Stated problem
For every line in the data below that contains "竭泽而渔", copy the line.

━━━━━━━━

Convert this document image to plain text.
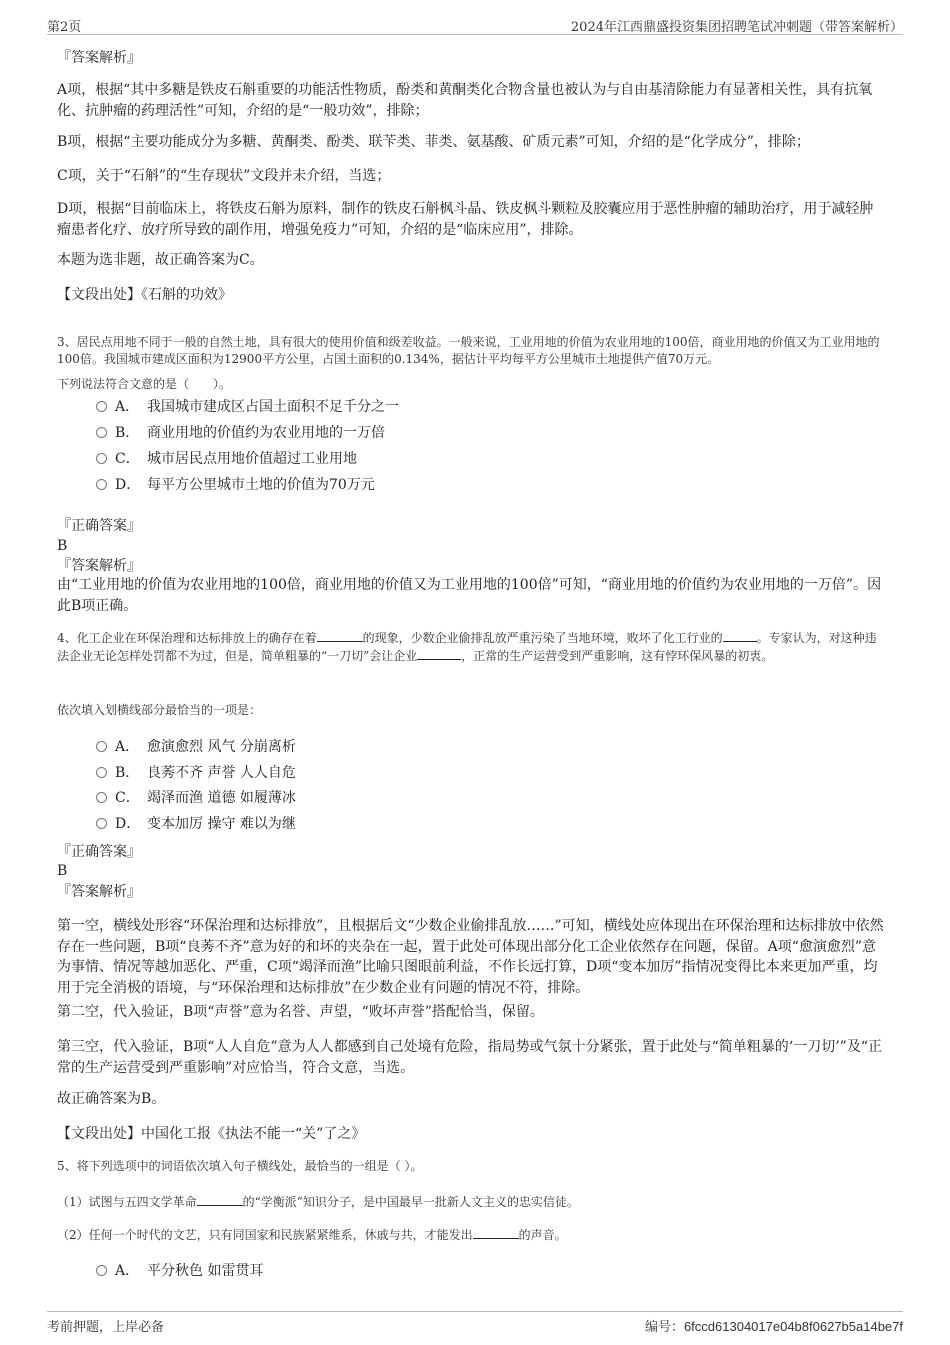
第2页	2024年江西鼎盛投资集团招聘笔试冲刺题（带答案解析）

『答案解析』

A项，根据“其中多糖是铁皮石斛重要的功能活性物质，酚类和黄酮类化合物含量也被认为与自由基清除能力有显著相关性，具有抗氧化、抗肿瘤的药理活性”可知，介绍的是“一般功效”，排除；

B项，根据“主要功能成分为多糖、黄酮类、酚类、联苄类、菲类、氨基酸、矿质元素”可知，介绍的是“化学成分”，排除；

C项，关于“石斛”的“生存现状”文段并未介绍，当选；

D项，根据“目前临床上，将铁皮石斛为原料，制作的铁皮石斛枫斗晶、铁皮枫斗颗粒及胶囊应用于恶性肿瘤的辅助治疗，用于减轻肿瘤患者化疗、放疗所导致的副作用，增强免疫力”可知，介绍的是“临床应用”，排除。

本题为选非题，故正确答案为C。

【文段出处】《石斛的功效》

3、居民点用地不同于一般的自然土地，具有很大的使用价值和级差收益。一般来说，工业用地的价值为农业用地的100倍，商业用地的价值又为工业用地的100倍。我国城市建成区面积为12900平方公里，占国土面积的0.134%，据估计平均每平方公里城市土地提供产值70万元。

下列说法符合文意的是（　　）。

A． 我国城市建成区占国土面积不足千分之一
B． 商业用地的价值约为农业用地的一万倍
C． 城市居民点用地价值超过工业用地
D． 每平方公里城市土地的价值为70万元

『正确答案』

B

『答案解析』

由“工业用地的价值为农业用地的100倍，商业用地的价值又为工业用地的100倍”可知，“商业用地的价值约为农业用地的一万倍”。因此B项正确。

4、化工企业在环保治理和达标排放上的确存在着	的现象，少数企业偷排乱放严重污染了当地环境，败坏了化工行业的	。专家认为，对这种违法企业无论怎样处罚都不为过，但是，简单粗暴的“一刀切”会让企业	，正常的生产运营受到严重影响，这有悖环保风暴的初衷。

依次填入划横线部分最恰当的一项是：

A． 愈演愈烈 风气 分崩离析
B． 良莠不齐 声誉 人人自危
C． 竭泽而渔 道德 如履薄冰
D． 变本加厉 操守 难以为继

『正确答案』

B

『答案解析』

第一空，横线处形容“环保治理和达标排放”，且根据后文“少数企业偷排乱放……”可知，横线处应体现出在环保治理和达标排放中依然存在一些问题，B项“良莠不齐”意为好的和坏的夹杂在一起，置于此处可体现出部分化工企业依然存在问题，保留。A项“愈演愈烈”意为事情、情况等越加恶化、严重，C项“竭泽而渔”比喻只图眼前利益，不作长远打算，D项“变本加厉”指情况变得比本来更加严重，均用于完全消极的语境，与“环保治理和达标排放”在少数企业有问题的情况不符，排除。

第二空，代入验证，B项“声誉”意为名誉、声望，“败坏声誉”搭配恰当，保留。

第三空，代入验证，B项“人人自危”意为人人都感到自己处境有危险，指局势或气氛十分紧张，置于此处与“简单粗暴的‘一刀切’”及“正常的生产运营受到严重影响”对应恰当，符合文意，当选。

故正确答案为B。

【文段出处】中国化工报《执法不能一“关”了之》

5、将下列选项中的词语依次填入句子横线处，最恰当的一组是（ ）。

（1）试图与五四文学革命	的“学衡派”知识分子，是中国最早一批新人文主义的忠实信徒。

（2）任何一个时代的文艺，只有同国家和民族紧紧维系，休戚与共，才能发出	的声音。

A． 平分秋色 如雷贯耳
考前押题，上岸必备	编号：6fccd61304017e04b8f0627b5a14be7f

━━━━━━━━

Solution to this exercise
C． 竭泽而渔 道德 如履薄冰
第一空，横线处形容“环保治理和达标排放”，且根据后文“少数企业偷排乱放……”可知，横线处应体现出在环保治理和达标排放中依然存在一些问题，B项“良莠不齐”意为好的和坏的夹杂在一起，置于此处可体现出部分化工企业依然存在问题，保留。A项“愈演愈烈”意为事情、情况等越加恶化、严重，C项“竭泽而渔”比喻只图眼前利益，不作长远打算，D项“变本加厉”指情况变得比本来更加严重，均用于完全消极的语境，与“环保治理和达标排放”在少数企业有问题的情况不符，排除。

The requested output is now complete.